[Task goal] Copy every line in the records below that contains the word "Details".

☆ ☆ ☆ ☆ ☆ ☆ ☆

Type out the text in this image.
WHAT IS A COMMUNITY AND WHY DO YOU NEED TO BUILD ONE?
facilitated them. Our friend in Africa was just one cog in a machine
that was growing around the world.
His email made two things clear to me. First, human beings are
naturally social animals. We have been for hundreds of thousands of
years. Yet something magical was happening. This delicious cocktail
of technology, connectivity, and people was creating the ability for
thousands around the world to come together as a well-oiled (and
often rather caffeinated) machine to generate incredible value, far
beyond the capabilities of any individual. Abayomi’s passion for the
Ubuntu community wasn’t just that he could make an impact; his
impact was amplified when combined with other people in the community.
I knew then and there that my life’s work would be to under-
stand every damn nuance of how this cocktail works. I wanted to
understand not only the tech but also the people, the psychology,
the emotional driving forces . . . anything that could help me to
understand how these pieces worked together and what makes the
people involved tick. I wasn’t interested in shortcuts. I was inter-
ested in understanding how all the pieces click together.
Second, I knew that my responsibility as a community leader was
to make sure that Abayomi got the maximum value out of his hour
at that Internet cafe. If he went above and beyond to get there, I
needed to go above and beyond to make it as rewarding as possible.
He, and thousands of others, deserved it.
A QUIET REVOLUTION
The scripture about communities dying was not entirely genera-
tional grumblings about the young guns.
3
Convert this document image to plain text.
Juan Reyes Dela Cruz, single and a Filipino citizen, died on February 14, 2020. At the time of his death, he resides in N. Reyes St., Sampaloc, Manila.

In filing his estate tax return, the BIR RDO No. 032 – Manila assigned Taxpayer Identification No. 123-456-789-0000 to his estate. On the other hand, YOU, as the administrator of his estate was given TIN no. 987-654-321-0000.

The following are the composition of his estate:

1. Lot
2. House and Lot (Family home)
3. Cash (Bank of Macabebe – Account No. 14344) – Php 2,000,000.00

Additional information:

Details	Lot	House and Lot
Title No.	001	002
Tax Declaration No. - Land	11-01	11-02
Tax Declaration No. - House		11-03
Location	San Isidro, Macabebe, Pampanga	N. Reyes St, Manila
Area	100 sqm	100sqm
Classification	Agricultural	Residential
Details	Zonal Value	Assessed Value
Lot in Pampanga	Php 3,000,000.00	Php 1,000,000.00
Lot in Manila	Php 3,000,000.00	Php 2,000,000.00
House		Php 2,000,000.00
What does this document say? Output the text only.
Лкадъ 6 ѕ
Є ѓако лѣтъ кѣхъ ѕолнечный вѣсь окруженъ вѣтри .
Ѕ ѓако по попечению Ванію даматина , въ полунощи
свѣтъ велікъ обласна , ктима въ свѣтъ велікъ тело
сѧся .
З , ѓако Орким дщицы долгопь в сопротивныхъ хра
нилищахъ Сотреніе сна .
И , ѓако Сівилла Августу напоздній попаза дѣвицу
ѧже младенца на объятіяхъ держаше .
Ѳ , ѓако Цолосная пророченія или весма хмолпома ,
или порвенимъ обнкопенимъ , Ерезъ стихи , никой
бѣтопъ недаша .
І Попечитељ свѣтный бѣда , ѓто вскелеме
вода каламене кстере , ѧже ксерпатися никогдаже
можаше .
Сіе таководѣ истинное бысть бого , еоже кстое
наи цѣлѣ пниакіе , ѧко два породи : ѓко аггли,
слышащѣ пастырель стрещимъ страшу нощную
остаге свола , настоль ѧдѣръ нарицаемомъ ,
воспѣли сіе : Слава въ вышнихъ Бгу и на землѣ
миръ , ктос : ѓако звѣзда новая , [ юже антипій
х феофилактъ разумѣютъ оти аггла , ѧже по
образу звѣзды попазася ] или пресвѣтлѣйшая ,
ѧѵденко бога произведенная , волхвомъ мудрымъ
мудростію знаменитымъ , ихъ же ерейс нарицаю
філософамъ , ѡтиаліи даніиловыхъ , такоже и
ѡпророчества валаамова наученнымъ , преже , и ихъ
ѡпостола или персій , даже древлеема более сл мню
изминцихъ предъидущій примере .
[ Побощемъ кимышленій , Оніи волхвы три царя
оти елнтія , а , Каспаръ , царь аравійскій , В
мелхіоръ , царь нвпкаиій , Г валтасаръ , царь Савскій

☆ ☆ ☆ ☆ ☆ ☆ ☆

[Completed exercise]
Details	Lot	House and Lot
Details	Zonal Value	Assessed Value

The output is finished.